[WORK REQUIRED]: Reproduce each line from the records that holds "description".

[STORED RECORDS]:
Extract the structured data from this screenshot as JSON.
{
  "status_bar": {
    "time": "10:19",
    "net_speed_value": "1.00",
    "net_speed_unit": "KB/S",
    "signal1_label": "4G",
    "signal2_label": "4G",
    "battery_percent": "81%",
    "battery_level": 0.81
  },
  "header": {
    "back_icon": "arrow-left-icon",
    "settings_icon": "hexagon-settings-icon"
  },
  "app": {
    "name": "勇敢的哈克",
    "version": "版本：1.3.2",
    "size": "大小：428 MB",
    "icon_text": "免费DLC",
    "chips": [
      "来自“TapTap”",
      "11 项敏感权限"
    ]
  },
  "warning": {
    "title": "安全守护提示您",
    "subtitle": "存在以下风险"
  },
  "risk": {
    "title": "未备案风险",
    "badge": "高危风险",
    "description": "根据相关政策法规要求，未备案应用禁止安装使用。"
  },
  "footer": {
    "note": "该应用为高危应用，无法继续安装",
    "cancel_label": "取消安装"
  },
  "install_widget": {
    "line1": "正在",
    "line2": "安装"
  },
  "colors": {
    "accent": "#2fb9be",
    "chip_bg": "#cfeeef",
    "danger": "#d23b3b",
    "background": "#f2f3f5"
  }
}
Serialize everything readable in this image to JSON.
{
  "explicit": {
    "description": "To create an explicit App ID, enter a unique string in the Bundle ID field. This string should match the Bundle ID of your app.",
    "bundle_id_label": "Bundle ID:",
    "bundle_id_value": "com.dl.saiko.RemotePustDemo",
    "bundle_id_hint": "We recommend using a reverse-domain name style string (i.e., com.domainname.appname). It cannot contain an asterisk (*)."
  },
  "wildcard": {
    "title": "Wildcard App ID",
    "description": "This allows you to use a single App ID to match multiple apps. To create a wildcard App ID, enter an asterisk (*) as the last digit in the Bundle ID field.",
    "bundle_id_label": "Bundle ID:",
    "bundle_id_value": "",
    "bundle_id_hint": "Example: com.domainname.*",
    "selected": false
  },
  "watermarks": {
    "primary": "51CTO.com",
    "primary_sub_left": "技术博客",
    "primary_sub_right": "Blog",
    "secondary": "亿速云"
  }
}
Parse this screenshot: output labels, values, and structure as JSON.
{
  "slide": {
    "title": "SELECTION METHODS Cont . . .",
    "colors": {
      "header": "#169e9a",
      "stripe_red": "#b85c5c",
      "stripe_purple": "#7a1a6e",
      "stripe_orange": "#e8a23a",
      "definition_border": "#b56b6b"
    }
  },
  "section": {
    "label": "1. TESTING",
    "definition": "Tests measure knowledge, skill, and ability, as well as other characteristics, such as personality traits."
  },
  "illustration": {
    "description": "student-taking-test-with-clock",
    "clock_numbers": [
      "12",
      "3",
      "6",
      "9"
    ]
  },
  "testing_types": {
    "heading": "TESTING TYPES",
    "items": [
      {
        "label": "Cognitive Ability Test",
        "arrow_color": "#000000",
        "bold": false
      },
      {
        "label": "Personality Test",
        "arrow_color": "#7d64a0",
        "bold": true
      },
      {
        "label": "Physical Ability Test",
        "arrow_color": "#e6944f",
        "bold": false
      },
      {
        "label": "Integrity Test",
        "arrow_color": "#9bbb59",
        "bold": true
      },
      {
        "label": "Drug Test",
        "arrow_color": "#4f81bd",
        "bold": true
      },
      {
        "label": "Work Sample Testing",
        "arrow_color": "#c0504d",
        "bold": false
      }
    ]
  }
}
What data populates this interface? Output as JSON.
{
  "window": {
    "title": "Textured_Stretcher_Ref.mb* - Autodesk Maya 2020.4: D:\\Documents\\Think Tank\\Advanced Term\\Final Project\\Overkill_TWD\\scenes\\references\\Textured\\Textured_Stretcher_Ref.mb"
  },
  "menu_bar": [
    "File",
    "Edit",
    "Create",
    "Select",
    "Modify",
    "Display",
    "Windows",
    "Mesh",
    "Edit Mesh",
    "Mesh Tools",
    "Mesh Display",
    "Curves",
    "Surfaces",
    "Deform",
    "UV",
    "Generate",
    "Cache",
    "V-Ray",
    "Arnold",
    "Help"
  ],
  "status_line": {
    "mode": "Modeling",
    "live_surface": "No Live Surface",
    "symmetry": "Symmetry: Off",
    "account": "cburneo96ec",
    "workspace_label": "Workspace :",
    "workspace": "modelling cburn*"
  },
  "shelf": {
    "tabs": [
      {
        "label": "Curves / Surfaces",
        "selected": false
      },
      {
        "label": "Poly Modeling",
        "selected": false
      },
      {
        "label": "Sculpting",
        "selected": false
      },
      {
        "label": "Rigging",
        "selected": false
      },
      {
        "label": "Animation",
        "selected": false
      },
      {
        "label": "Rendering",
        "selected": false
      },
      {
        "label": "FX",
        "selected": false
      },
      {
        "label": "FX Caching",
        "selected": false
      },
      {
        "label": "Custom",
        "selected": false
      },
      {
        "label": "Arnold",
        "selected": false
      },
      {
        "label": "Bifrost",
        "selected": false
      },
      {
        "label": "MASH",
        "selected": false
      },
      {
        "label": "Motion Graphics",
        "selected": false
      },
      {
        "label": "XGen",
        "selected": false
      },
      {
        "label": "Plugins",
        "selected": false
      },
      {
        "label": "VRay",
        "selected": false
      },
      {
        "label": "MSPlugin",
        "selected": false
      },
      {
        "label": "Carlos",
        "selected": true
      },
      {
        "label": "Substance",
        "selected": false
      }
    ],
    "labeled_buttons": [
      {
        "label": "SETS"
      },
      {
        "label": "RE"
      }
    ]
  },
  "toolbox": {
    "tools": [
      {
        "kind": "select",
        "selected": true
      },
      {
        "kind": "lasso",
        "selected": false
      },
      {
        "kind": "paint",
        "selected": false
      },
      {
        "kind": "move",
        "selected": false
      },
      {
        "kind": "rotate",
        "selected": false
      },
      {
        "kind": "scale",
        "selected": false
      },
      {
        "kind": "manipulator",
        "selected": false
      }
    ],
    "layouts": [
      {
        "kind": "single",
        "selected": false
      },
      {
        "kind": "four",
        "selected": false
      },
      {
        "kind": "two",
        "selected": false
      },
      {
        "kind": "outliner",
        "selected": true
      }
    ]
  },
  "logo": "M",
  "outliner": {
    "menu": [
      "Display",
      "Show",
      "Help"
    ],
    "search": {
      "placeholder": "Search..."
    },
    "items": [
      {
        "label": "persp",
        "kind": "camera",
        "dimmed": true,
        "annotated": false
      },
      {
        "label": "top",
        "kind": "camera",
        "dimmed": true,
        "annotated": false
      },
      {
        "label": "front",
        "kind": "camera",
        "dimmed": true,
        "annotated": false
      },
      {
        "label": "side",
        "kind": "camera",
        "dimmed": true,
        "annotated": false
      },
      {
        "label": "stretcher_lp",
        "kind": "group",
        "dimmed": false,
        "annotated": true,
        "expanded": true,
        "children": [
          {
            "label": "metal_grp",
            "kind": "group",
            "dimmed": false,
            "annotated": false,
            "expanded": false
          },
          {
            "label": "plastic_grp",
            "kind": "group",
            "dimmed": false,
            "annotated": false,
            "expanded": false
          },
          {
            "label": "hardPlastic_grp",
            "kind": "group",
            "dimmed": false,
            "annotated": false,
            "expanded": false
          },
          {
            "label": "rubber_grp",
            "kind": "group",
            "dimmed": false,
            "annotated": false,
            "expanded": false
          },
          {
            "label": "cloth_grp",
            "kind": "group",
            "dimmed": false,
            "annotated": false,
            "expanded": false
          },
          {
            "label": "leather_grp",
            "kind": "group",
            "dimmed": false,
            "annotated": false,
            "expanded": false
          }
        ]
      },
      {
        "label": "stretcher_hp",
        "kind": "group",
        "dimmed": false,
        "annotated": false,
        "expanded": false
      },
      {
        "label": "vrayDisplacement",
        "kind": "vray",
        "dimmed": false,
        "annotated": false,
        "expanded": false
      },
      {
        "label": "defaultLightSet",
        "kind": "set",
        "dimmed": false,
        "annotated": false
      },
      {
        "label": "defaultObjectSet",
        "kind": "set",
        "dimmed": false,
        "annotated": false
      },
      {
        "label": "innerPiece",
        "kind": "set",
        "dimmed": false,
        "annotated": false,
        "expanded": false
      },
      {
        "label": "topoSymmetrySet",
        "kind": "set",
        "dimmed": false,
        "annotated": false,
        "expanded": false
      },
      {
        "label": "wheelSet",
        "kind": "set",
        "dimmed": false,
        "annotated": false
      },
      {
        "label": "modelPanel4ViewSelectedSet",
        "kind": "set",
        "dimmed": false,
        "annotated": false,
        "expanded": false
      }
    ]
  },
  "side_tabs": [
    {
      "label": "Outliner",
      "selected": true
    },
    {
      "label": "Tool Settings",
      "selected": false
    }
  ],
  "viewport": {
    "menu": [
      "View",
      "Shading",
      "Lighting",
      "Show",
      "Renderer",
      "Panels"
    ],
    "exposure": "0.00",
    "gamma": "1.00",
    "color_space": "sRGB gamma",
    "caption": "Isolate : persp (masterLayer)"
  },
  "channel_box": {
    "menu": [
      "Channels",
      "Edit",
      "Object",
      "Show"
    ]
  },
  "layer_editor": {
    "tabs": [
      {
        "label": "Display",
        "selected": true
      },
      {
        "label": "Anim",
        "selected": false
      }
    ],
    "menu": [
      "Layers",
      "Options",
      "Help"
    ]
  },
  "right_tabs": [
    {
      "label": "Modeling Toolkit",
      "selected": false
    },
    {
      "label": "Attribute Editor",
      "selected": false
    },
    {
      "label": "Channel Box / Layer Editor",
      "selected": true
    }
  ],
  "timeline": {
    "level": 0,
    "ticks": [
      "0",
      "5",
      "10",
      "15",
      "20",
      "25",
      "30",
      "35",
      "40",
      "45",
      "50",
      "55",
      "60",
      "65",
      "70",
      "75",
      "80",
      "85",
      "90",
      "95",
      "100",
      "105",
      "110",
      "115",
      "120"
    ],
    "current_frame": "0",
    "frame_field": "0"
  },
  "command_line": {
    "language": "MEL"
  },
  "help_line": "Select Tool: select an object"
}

[THE RESULT]:
    "description": "根据相关政策法规要求，未备案应用禁止安装使用。"
    "description": "To create an explicit App ID, enter a unique string in the Bundle ID field. This string should match the Bundle ID of your app.",
    "description": "This allows you to use a single App ID to match multiple apps. To create a wildcard App ID, enter an asterisk (*) as the last digit in the Bundle ID field.",
    "description": "student-taking-test-with-clock",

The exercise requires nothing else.